- Extracted records:
----
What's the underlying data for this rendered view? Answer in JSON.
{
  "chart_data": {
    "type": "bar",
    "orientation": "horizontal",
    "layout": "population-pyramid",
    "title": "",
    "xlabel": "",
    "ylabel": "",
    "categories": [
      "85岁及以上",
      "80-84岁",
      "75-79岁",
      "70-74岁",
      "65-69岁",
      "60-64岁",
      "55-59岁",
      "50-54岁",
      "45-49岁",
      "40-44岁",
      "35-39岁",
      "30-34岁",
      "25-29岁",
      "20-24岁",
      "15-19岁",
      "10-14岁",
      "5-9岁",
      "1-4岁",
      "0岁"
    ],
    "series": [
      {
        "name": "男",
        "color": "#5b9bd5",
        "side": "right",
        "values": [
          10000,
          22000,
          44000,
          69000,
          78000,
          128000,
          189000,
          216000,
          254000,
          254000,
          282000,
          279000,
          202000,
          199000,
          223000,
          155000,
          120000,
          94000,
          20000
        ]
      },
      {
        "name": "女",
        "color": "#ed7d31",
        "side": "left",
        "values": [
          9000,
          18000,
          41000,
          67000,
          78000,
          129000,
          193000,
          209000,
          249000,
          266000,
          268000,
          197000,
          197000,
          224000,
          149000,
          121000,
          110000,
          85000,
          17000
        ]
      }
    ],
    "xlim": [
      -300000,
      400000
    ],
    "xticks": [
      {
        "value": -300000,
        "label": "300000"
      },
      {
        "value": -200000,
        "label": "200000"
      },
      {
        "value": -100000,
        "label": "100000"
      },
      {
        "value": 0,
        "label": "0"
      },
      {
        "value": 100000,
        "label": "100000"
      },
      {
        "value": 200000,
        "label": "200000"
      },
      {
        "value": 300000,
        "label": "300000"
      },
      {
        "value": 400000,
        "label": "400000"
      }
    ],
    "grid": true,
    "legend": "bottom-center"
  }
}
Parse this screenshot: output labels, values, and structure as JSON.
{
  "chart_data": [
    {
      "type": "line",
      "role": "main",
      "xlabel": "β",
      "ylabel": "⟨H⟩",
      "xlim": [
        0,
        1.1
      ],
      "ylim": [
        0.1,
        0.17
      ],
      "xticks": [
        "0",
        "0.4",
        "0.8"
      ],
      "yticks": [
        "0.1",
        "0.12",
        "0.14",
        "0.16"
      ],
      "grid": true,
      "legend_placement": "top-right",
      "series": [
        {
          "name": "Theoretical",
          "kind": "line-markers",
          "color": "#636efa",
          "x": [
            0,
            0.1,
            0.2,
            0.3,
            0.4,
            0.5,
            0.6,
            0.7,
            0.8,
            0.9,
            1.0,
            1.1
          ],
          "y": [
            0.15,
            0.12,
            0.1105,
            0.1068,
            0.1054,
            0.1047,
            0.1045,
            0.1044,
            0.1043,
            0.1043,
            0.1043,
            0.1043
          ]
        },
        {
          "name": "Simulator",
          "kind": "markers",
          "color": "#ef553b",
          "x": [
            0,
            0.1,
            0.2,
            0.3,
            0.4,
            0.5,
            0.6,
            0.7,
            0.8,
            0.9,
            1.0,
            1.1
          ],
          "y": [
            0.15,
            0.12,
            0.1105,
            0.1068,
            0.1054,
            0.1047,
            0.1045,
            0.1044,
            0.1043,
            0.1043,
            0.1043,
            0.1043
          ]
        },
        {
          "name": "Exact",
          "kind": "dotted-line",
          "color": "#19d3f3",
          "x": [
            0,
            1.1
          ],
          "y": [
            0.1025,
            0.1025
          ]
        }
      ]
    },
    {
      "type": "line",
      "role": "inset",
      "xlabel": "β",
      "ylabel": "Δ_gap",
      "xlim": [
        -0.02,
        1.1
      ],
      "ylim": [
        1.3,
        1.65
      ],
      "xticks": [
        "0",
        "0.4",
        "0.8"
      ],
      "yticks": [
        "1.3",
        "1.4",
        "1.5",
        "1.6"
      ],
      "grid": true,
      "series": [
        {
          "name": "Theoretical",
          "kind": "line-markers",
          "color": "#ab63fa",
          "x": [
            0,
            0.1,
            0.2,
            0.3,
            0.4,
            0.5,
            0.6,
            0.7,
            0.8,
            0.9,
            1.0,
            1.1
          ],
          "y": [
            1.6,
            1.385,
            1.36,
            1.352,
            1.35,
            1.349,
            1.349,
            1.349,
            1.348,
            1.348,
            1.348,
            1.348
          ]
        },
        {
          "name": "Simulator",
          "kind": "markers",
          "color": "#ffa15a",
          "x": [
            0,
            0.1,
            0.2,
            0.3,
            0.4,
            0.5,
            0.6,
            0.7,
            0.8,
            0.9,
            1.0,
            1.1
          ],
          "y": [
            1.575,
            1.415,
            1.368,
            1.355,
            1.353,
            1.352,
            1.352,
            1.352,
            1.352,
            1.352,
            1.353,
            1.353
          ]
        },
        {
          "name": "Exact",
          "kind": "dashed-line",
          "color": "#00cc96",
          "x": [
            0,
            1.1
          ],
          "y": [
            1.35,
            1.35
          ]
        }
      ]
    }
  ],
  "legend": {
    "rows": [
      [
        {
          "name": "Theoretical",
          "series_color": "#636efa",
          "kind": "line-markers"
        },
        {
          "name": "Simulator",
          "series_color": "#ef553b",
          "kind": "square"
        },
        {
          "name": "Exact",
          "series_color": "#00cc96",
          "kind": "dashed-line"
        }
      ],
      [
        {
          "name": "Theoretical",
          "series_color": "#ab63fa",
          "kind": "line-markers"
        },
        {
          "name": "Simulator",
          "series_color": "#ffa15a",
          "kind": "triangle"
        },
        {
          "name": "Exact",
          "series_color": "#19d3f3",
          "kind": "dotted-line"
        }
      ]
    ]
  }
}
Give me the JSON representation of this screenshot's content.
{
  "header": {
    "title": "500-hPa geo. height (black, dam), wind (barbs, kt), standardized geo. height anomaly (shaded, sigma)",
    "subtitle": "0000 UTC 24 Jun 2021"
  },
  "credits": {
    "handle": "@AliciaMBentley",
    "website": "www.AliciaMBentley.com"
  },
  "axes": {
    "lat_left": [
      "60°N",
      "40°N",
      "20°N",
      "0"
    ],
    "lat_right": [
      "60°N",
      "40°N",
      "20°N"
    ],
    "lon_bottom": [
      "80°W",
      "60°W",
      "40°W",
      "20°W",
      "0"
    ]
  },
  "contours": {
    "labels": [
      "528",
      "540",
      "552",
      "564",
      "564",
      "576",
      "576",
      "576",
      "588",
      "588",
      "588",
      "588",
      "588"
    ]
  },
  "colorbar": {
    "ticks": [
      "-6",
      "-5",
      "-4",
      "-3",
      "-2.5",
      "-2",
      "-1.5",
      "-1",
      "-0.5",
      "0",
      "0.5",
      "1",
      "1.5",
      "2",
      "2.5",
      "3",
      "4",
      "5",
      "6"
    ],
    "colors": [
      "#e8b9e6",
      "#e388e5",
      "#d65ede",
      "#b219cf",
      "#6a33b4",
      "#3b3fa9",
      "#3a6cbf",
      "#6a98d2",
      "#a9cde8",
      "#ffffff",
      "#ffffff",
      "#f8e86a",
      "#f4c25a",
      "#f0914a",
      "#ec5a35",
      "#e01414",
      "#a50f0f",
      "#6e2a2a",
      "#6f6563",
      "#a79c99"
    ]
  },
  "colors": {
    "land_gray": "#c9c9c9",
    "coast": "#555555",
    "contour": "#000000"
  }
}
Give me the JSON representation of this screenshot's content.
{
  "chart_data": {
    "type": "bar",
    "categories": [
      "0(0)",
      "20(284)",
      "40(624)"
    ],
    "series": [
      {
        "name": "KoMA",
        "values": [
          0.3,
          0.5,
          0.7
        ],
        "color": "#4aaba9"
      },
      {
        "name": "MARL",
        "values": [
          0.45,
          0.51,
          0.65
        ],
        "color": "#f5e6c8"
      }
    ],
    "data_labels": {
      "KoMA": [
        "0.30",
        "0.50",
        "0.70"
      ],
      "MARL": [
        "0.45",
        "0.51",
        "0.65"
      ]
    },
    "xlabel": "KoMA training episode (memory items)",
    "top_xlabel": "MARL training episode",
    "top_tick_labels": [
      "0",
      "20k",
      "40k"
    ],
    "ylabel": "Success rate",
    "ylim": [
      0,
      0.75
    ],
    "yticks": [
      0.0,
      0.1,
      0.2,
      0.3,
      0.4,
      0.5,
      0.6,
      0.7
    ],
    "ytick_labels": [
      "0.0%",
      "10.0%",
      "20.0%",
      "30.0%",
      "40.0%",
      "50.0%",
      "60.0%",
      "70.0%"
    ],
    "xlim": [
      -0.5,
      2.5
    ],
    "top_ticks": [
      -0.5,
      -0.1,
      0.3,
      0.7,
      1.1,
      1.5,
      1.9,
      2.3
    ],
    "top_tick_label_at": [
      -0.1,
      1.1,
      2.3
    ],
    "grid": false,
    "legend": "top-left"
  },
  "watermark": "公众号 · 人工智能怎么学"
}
----
- Directive: For the listing above, identify each line bearing "this".

- Final result:
What's the underlying data for this rendered view? Answer in JSON.
Parse this screenshot: output labels, values, and structure as JSON.
Give me the JSON representation of this screenshot's content.
Give me the JSON representation of this screenshot's content.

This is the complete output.